▸ **Extracted records**:
"""

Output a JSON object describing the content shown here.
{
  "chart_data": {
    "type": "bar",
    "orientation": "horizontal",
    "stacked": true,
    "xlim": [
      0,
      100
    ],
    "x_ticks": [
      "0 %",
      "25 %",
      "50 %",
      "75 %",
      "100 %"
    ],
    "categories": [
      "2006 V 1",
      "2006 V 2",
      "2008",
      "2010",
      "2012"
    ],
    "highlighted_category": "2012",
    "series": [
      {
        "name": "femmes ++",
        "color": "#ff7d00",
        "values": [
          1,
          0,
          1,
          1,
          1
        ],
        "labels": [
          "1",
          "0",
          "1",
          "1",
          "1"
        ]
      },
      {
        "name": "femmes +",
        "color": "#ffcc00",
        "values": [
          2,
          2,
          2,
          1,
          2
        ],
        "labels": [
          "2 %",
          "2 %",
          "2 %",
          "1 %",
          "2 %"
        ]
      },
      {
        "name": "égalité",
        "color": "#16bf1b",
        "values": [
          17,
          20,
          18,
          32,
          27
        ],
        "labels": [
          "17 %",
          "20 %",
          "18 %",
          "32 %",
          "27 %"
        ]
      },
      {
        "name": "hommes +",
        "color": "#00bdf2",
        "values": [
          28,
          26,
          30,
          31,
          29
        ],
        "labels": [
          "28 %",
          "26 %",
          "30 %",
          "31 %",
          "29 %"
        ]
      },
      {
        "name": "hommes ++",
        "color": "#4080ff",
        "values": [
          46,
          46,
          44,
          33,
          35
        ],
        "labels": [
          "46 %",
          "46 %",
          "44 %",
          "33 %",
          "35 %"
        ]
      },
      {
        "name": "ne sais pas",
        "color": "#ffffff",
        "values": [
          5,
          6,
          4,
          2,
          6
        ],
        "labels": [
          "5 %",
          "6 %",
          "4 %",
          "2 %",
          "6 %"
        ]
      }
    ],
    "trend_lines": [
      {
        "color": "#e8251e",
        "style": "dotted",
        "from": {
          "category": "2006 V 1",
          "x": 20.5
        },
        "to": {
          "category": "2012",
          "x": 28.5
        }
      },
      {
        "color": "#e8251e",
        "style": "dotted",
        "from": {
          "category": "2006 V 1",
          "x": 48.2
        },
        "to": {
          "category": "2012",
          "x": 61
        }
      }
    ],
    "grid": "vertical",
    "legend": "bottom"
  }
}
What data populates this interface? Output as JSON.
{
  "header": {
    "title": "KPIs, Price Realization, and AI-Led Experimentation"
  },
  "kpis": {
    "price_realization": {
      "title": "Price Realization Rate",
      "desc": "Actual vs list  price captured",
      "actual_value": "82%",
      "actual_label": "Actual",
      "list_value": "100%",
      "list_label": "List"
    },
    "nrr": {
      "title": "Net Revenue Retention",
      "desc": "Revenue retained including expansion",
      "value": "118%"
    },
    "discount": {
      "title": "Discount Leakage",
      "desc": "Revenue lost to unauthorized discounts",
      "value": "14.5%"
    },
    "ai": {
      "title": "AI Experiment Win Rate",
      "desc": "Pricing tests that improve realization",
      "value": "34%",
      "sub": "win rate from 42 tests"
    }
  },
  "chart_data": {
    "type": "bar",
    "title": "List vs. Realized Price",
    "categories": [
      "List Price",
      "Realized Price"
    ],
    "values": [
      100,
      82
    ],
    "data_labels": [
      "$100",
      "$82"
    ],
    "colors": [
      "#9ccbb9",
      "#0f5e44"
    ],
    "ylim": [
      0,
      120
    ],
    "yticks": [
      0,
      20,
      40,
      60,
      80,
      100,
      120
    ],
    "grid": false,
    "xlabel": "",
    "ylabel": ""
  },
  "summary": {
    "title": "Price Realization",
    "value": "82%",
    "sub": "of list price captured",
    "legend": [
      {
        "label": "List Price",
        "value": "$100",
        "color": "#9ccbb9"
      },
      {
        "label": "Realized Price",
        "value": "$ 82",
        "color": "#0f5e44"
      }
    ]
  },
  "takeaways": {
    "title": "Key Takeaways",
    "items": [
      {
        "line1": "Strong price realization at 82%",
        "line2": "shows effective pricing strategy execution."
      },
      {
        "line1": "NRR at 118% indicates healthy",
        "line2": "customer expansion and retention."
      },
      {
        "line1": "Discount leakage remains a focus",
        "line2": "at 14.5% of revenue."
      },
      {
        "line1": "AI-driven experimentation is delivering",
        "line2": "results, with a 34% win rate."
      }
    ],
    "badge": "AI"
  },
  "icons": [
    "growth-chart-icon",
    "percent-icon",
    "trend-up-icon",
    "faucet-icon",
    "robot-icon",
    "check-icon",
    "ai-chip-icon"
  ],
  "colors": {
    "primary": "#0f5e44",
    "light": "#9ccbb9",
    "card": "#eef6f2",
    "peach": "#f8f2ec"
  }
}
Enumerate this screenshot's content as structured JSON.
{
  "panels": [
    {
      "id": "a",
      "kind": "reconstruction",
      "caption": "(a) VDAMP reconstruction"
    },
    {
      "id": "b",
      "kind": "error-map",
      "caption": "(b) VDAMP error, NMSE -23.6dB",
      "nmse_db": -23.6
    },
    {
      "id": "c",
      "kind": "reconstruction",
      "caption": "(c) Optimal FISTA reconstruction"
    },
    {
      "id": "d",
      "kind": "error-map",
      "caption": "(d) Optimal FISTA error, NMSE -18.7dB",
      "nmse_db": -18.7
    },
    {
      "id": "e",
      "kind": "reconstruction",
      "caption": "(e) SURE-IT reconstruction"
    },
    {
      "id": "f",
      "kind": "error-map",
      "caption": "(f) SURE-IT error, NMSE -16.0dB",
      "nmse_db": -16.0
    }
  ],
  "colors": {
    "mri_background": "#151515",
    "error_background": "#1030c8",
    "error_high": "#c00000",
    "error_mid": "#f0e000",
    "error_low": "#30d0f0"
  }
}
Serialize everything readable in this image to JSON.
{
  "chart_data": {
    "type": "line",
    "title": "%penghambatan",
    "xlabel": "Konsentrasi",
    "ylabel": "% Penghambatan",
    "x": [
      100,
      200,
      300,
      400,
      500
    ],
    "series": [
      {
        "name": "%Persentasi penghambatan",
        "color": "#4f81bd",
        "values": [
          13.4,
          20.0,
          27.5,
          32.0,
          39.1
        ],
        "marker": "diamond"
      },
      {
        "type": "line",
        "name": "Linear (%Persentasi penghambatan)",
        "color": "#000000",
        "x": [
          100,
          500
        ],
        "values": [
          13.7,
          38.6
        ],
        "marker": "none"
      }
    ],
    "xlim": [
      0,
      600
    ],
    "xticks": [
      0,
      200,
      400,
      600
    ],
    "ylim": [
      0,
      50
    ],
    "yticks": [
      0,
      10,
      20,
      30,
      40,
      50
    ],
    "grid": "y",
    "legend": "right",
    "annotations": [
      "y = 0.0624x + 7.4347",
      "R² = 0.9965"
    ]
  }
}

"""

▸ **Problem**: Without changing a word, restate the whole listing.

▸ **Full answer**:
Output a JSON object describing the content shown here.
{
  "chart_data": {
    "type": "bar",
    "orientation": "horizontal",
    "stacked": true,
    "xlim": [
      0,
      100
    ],
    "x_ticks": [
      "0 %",
      "25 %",
      "50 %",
      "75 %",
      "100 %"
    ],
    "categories": [
      "2006 V 1",
      "2006 V 2",
      "2008",
      "2010",
      "2012"
    ],
    "highlighted_category": "2012",
    "series": [
      {
        "name": "femmes ++",
        "color": "#ff7d00",
        "values": [
          1,
          0,
          1,
          1,
          1
        ],
        "labels": [
          "1",
          "0",
          "1",
          "1",
          "1"
        ]
      },
      {
        "name": "femmes +",
        "color": "#ffcc00",
        "values": [
          2,
          2,
          2,
          1,
          2
        ],
        "labels": [
          "2 %",
          "2 %",
          "2 %",
          "1 %",
          "2 %"
        ]
      },
      {
        "name": "égalité",
        "color": "#16bf1b",
        "values": [
          17,
          20,
          18,
          32,
          27
        ],
        "labels": [
          "17 %",
          "20 %",
          "18 %",
          "32 %",
          "27 %"
        ]
      },
      {
        "name": "hommes +",
        "color": "#00bdf2",
        "values": [
          28,
          26,
          30,
          31,
          29
        ],
        "labels": [
          "28 %",
          "26 %",
          "30 %",
          "31 %",
          "29 %"
        ]
      },
      {
        "name": "hommes ++",
        "color": "#4080ff",
        "values": [
          46,
          46,
          44,
          33,
          35
        ],
        "labels": [
          "46 %",
          "46 %",
          "44 %",
          "33 %",
          "35 %"
        ]
      },
      {
        "name": "ne sais pas",
        "color": "#ffffff",
        "values": [
          5,
          6,
          4,
          2,
          6
        ],
        "labels": [
          "5 %",
          "6 %",
          "4 %",
          "2 %",
          "6 %"
        ]
      }
    ],
    "trend_lines": [
      {
        "color": "#e8251e",
        "style": "dotted",
        "from": {
          "category": "2006 V 1",
          "x": 20.5
        },
        "to": {
          "category": "2012",
          "x": 28.5
        }
      },
      {
        "color": "#e8251e",
        "style": "dotted",
        "from": {
          "category": "2006 V 1",
          "x": 48.2
        },
        "to": {
          "category": "2012",
          "x": 61
        }
      }
    ],
    "grid": "vertical",
    "legend": "bottom"
  }
}
What data populates this interface? Output as JSON.
{
  "header": {
    "title": "KPIs, Price Realization, and AI-Led Experimentation"
  },
  "kpis": {
    "price_realization": {
      "title": "Price Realization Rate",
      "desc": "Actual vs list  price captured",
      "actual_value": "82%",
      "actual_label": "Actual",
      "list_value": "100%",
      "list_label": "List"
    },
    "nrr": {
      "title": "Net Revenue Retention",
      "desc": "Revenue retained including expansion",
      "value": "118%"
    },
    "discount": {
      "title": "Discount Leakage",
      "desc": "Revenue lost to unauthorized discounts",
      "value": "14.5%"
    },
    "ai": {
      "title": "AI Experiment Win Rate",
      "desc": "Pricing tests that improve realization",
      "value": "34%",
      "sub": "win rate from 42 tests"
    }
  },
  "chart_data": {
    "type": "bar",
    "title": "List vs. Realized Price",
    "categories": [
      "List Price",
      "Realized Price"
    ],
    "values": [
      100,
      82
    ],
    "data_labels": [
      "$100",
      "$82"
    ],
    "colors": [
      "#9ccbb9",
      "#0f5e44"
    ],
    "ylim": [
      0,
      120
    ],
    "yticks": [
      0,
      20,
      40,
      60,
      80,
      100,
      120
    ],
    "grid": false,
    "xlabel": "",
    "ylabel": ""
  },
  "summary": {
    "title": "Price Realization",
    "value": "82%",
    "sub": "of list price captured",
    "legend": [
      {
        "label": "List Price",
        "value": "$100",
        "color": "#9ccbb9"
      },
      {
        "label": "Realized Price",
        "value": "$ 82",
        "color": "#0f5e44"
      }
    ]
  },
  "takeaways": {
    "title": "Key Takeaways",
    "items": [
      {
        "line1": "Strong price realization at 82%",
        "line2": "shows effective pricing strategy execution."
      },
      {
        "line1": "NRR at 118% indicates healthy",
        "line2": "customer expansion and retention."
      },
      {
        "line1": "Discount leakage remains a focus",
        "line2": "at 14.5% of revenue."
      },
      {
        "line1": "AI-driven experimentation is delivering",
        "line2": "results, with a 34% win rate."
      }
    ],
    "badge": "AI"
  },
  "icons": [
    "growth-chart-icon",
    "percent-icon",
    "trend-up-icon",
    "faucet-icon",
    "robot-icon",
    "check-icon",
    "ai-chip-icon"
  ],
  "colors": {
    "primary": "#0f5e44",
    "light": "#9ccbb9",
    "card": "#eef6f2",
    "peach": "#f8f2ec"
  }
}
Enumerate this screenshot's content as structured JSON.
{
  "panels": [
    {
      "id": "a",
      "kind": "reconstruction",
      "caption": "(a) VDAMP reconstruction"
    },
    {
      "id": "b",
      "kind": "error-map",
      "caption": "(b) VDAMP error, NMSE -23.6dB",
      "nmse_db": -23.6
    },
    {
      "id": "c",
      "kind": "reconstruction",
      "caption": "(c) Optimal FISTA reconstruction"
    },
    {
      "id": "d",
      "kind": "error-map",
      "caption": "(d) Optimal FISTA error, NMSE -18.7dB",
      "nmse_db": -18.7
    },
    {
      "id": "e",
      "kind": "reconstruction",
      "caption": "(e) SURE-IT reconstruction"
    },
    {
      "id": "f",
      "kind": "error-map",
      "caption": "(f) SURE-IT error, NMSE -16.0dB",
      "nmse_db": -16.0
    }
  ],
  "colors": {
    "mri_background": "#151515",
    "error_background": "#1030c8",
    "error_high": "#c00000",
    "error_mid": "#f0e000",
    "error_low": "#30d0f0"
  }
}
Serialize everything readable in this image to JSON.
{
  "chart_data": {
    "type": "line",
    "title": "%penghambatan",
    "xlabel": "Konsentrasi",
    "ylabel": "% Penghambatan",
    "x": [
      100,
      200,
      300,
      400,
      500
    ],
    "series": [
      {
        "name": "%Persentasi penghambatan",
        "color": "#4f81bd",
        "values": [
          13.4,
          20.0,
          27.5,
          32.0,
          39.1
        ],
        "marker": "diamond"
      },
      {
        "type": "line",
        "name": "Linear (%Persentasi penghambatan)",
        "color": "#000000",
        "x": [
          100,
          500
        ],
        "values": [
          13.7,
          38.6
        ],
        "marker": "none"
      }
    ],
    "xlim": [
      0,
      600
    ],
    "xticks": [
      0,
      200,
      400,
      600
    ],
    "ylim": [
      0,
      50
    ],
    "yticks": [
      0,
      10,
      20,
      30,
      40,
      50
    ],
    "grid": "y",
    "legend": "right",
    "annotations": [
      "y = 0.0624x + 7.4347",
      "R² = 0.9965"
    ]
  }
}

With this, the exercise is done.